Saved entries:
════════
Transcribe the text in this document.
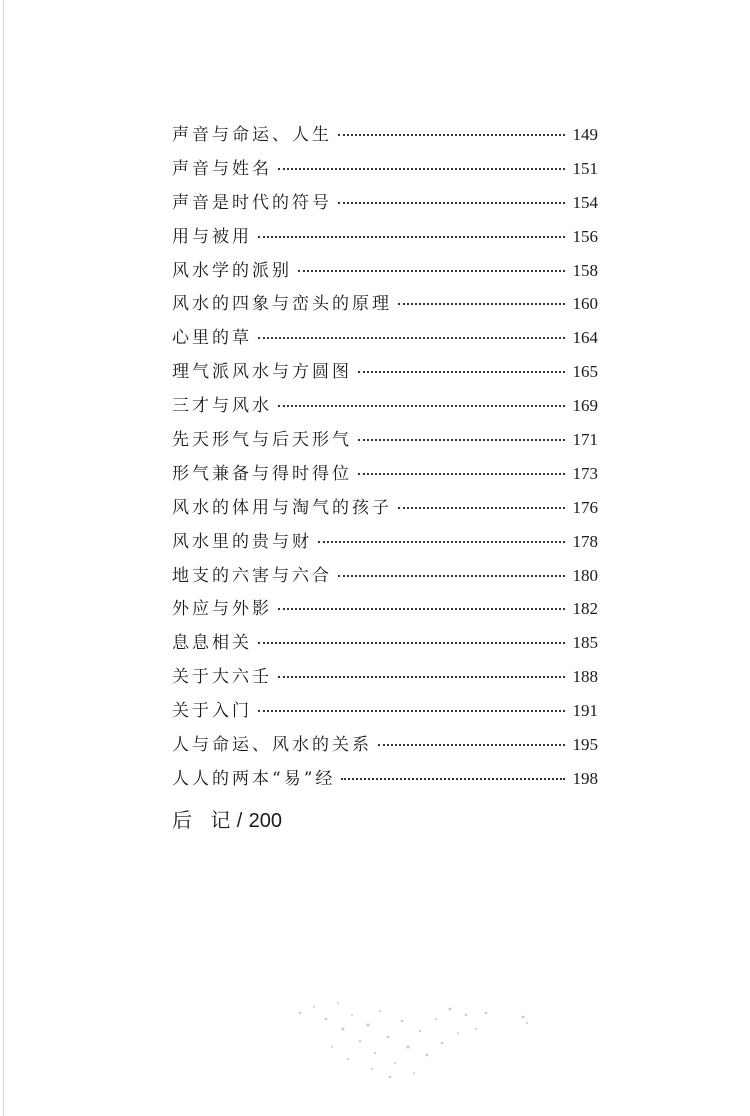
声音与命运、人生	149
声音与姓名	151
声音是时代的符号	154
用与被用	156
风水学的派别	158
风水的四象与峦头的原理	160
心里的草	164
理气派风水与方圆图	165
三才与风水	169
先天形气与后天形气	171
形气兼备与得时得位	173
风水的体用与淘气的孩子	176
风水里的贵与财	178
地支的六害与六合	180
外应与外影	182
息息相关	185
关于大六壬	188
关于入门	191
人与命运、风水的关系	195
人人的两本“易”经	198
后 记 / 200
════════
Work instructions
The listing above needs to be output again exactly. Don't include the pictures.

Finished task
Transcribe the text in this document.
声音与命运、人生	149
声音与姓名	151
声音是时代的符号	154
用与被用	156
风水学的派别	158
风水的四象与峦头的原理	160
心里的草	164
理气派风水与方圆图	165
三才与风水	169
先天形气与后天形气	171
形气兼备与得时得位	173
风水的体用与淘气的孩子	176
风水里的贵与财	178
地支的六害与六合	180
外应与外影	182
息息相关	185
关于大六壬	188
关于入门	191
人与命运、风水的关系	195
人人的两本“易”经	198
后 记 / 200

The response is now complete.